Dataset rows about figures:

——————————

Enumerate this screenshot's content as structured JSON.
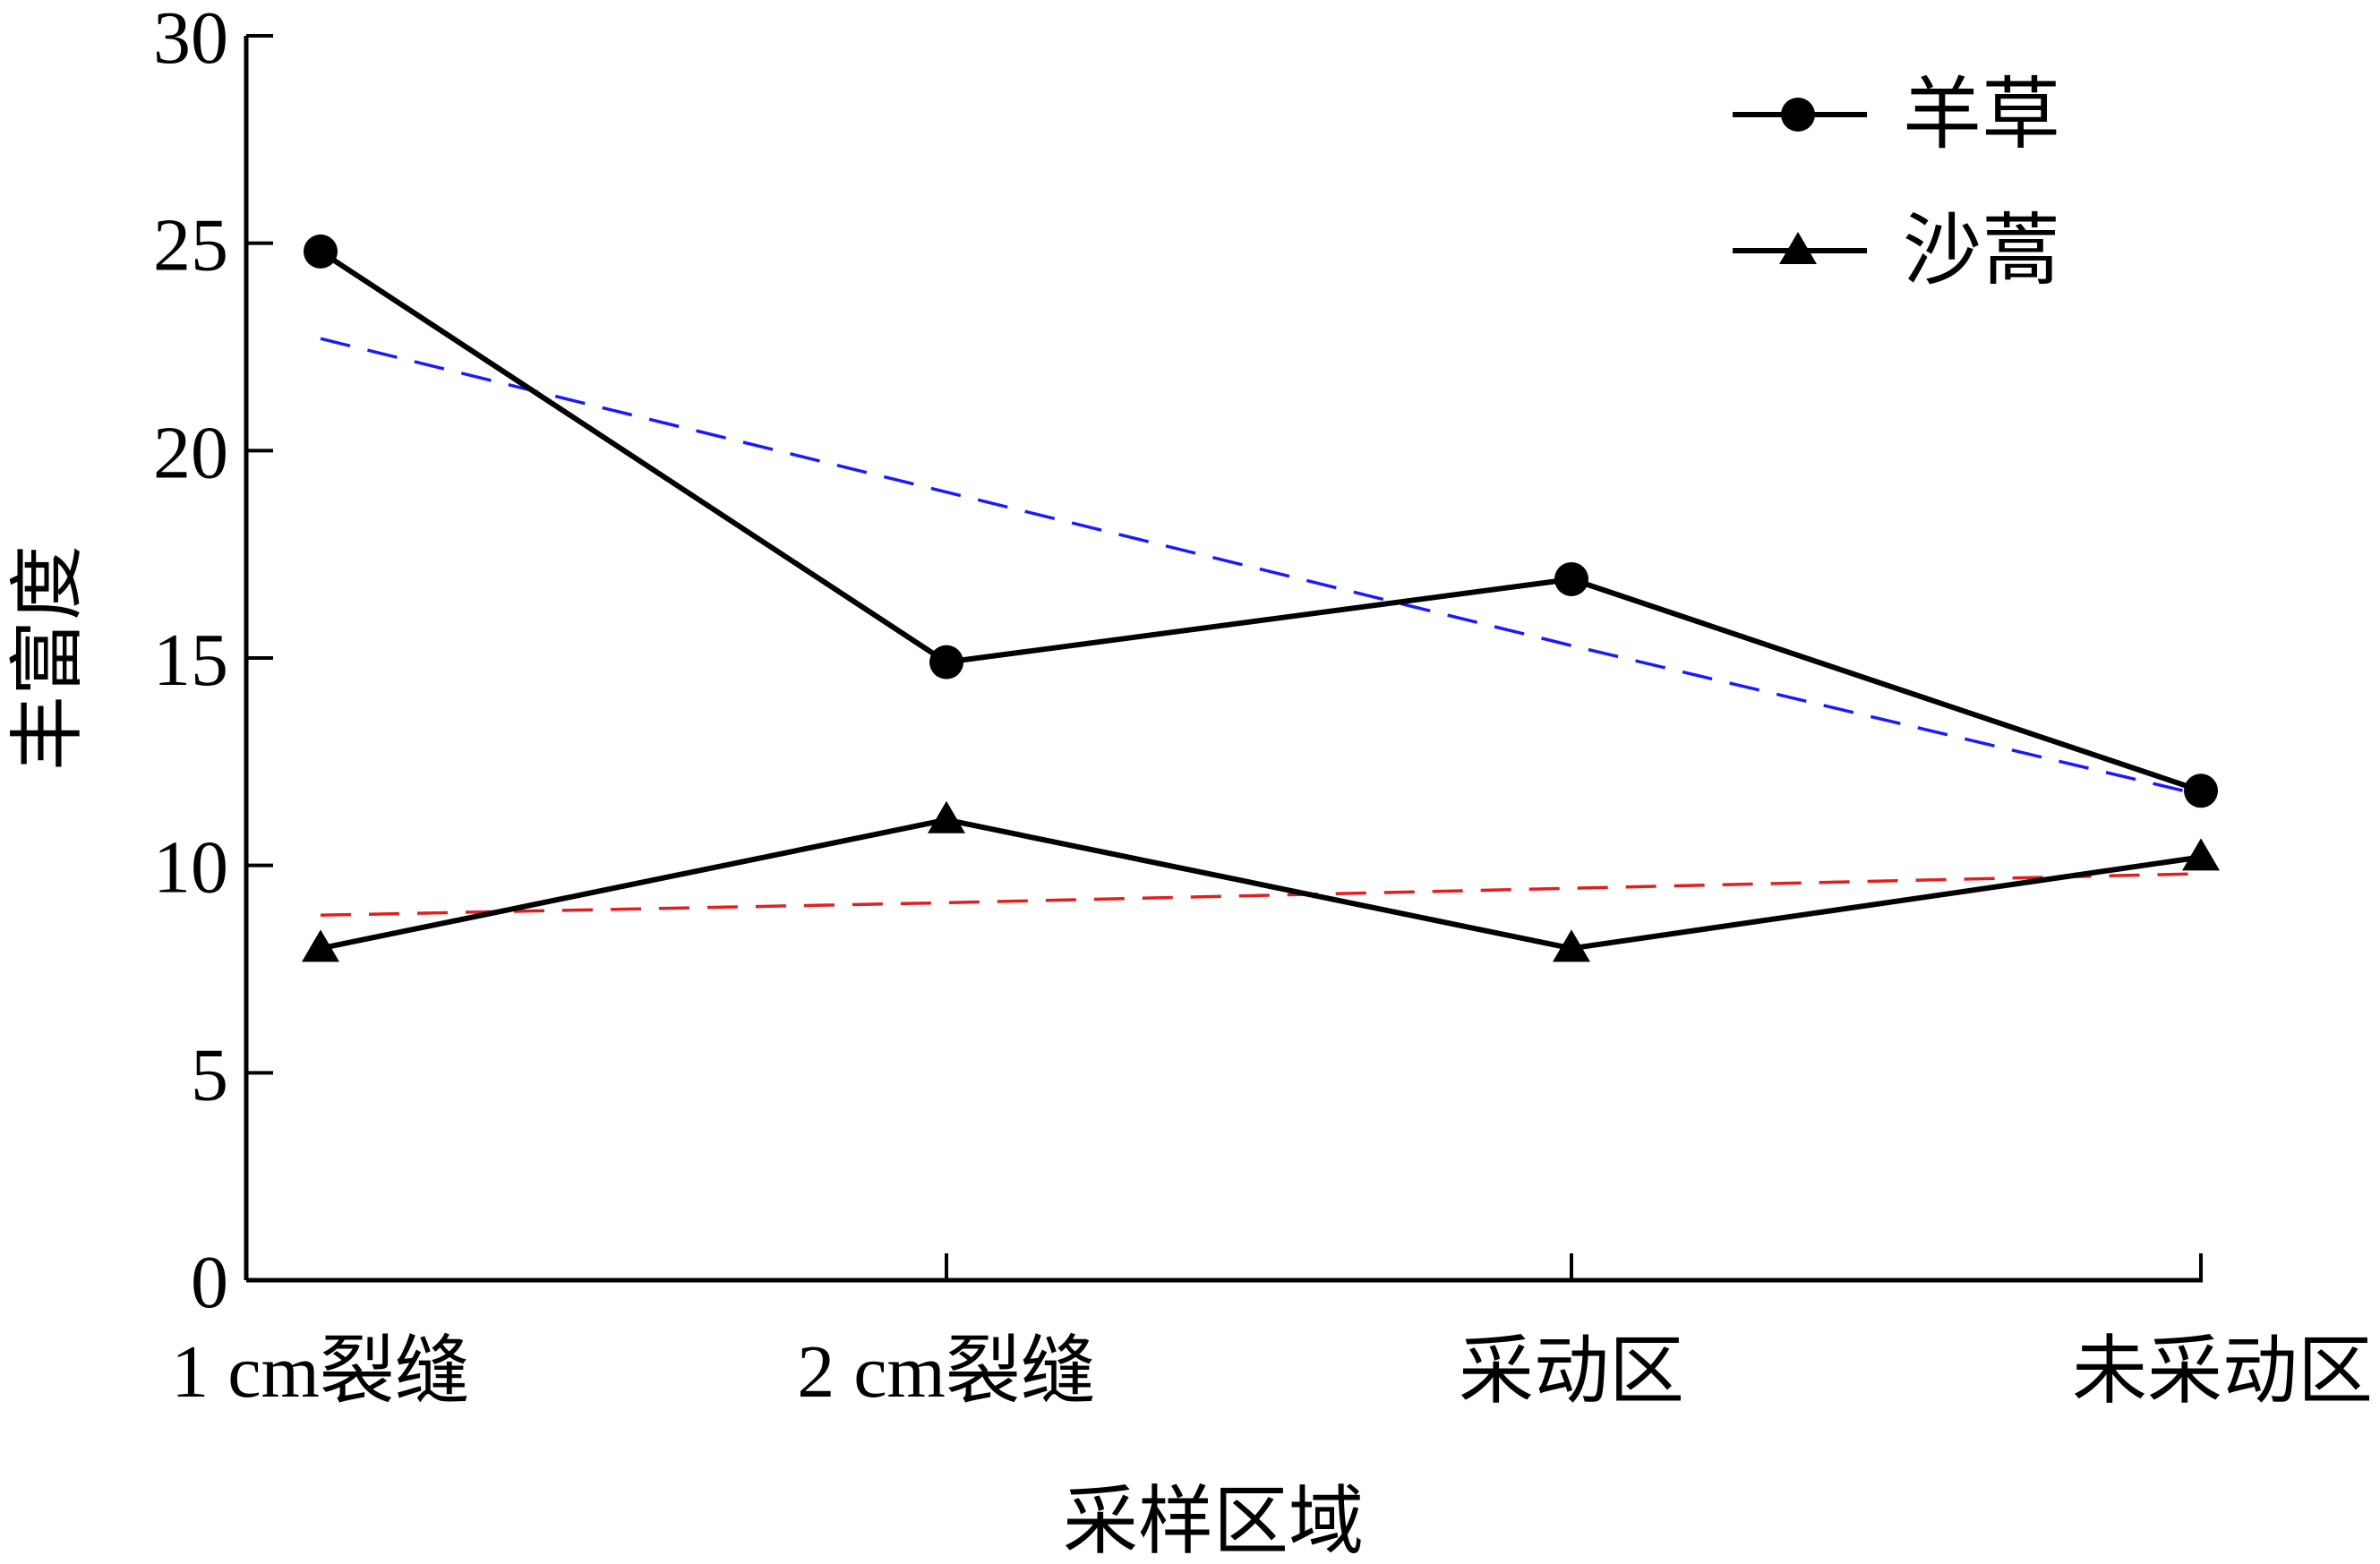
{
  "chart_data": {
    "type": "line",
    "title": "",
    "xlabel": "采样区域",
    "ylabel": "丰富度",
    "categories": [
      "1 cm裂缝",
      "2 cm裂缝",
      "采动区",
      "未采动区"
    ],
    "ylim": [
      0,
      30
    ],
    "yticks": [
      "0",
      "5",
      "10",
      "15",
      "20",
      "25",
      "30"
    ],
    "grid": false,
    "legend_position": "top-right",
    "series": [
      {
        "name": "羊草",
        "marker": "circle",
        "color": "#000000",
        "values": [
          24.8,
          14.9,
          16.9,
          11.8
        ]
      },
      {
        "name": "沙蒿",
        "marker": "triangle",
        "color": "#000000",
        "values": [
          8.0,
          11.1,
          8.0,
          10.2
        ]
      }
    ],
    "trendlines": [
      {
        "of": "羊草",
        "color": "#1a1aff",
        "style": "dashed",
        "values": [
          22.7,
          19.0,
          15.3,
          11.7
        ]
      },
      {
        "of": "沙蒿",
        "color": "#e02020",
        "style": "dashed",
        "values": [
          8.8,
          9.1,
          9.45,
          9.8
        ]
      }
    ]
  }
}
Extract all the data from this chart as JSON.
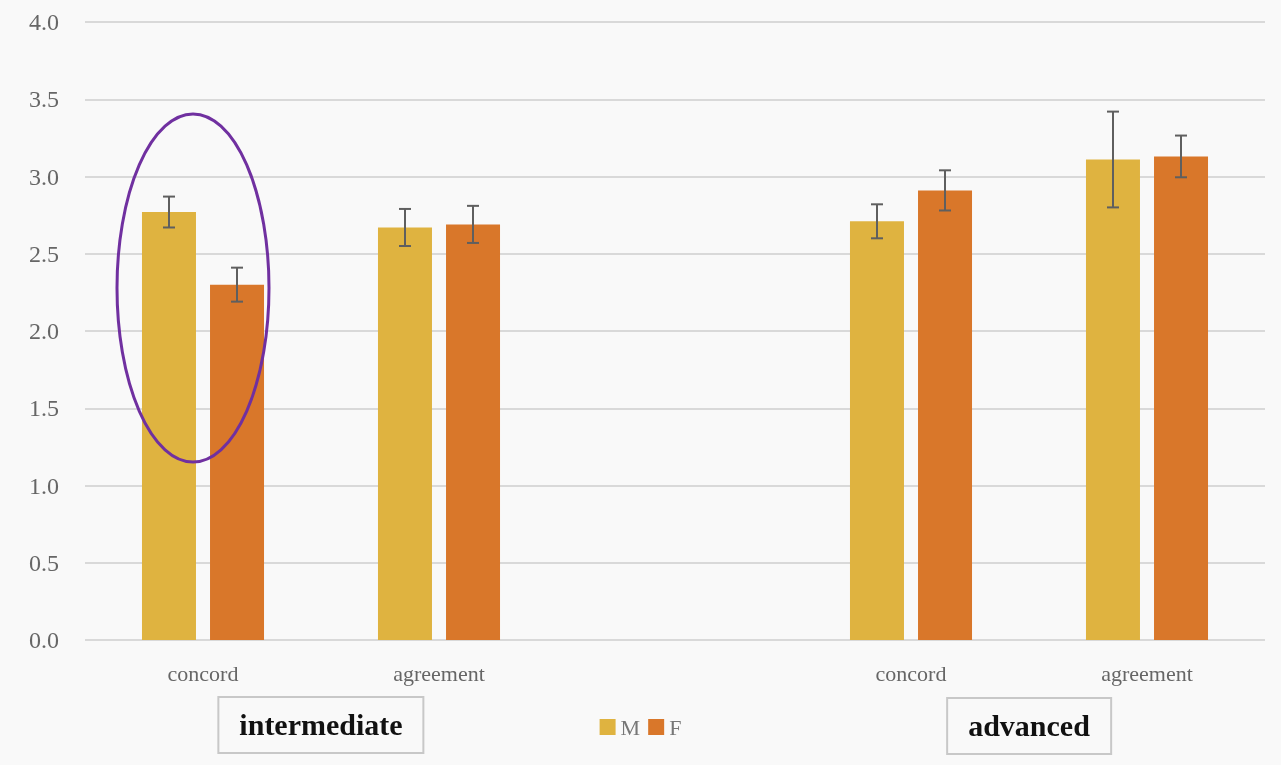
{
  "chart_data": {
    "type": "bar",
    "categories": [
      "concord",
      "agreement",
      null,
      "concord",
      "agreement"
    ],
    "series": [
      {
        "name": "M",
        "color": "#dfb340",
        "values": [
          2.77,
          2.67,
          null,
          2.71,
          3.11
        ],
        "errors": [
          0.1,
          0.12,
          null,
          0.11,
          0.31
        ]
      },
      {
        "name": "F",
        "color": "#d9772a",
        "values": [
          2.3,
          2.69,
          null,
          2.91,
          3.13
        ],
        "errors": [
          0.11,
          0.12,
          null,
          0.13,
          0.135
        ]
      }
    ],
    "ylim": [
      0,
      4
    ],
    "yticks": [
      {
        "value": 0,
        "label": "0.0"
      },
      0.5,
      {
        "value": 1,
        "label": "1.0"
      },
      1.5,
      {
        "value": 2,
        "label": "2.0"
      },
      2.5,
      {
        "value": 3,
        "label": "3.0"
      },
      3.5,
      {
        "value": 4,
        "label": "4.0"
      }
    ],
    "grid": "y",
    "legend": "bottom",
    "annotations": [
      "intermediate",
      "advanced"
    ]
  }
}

——————————

EXERCISE:
Transcribe the records above exactly, omitting every picture they contain.

ANSWER:
Enumerate this screenshot's content as structured JSON.
{
  "chart_data": {
    "type": "line",
    "title": "",
    "xlabel": "采样区域",
    "ylabel": "丰富度",
    "categories": [
      "1 cm裂缝",
      "2 cm裂缝",
      "采动区",
      "未采动区"
    ],
    "ylim": [
      0,
      30
    ],
    "yticks": [
      "0",
      "5",
      "10",
      "15",
      "20",
      "25",
      "30"
    ],
    "grid": false,
    "legend_position": "top-right",
    "series": [
      {
        "name": "羊草",
        "marker": "circle",
        "color": "#000000",
        "values": [
          24.8,
          14.9,
          16.9,
          11.8
        ]
      },
      {
        "name": "沙蒿",
        "marker": "triangle",
        "color": "#000000",
        "values": [
          8.0,
          11.1,
          8.0,
          10.2
        ]
      }
    ],
    "trendlines": [
      {
        "of": "羊草",
        "color": "#1a1aff",
        "style": "dashed",
        "values": [
          22.7,
          19.0,
          15.3,
          11.7
        ]
      },
      {
        "of": "沙蒿",
        "color": "#e02020",
        "style": "dashed",
        "values": [
          8.8,
          9.1,
          9.45,
          9.8
        ]
      }
    ]
  }
}
Extract all the data from this chart as JSON.
{
  "chart_data": {
    "type": "bar",
    "categories": [
      "concord",
      "agreement",
      null,
      "concord",
      "agreement"
    ],
    "series": [
      {
        "name": "M",
        "color": "#dfb340",
        "values": [
          2.77,
          2.67,
          null,
          2.71,
          3.11
        ],
        "errors": [
          0.1,
          0.12,
          null,
          0.11,
          0.31
        ]
      },
      {
        "name": "F",
        "color": "#d9772a",
        "values": [
          2.3,
          2.69,
          null,
          2.91,
          3.13
        ],
        "errors": [
          0.11,
          0.12,
          null,
          0.13,
          0.135
        ]
      }
    ],
    "ylim": [
      0,
      4
    ],
    "yticks": [
      {
        "value": 0,
        "label": "0.0"
      },
      0.5,
      {
        "value": 1,
        "label": "1.0"
      },
      1.5,
      {
        "value": 2,
        "label": "2.0"
      },
      2.5,
      {
        "value": 3,
        "label": "3.0"
      },
      3.5,
      {
        "value": 4,
        "label": "4.0"
      }
    ],
    "grid": "y",
    "legend": "bottom",
    "annotations": [
      "intermediate",
      "advanced"
    ]
  }
}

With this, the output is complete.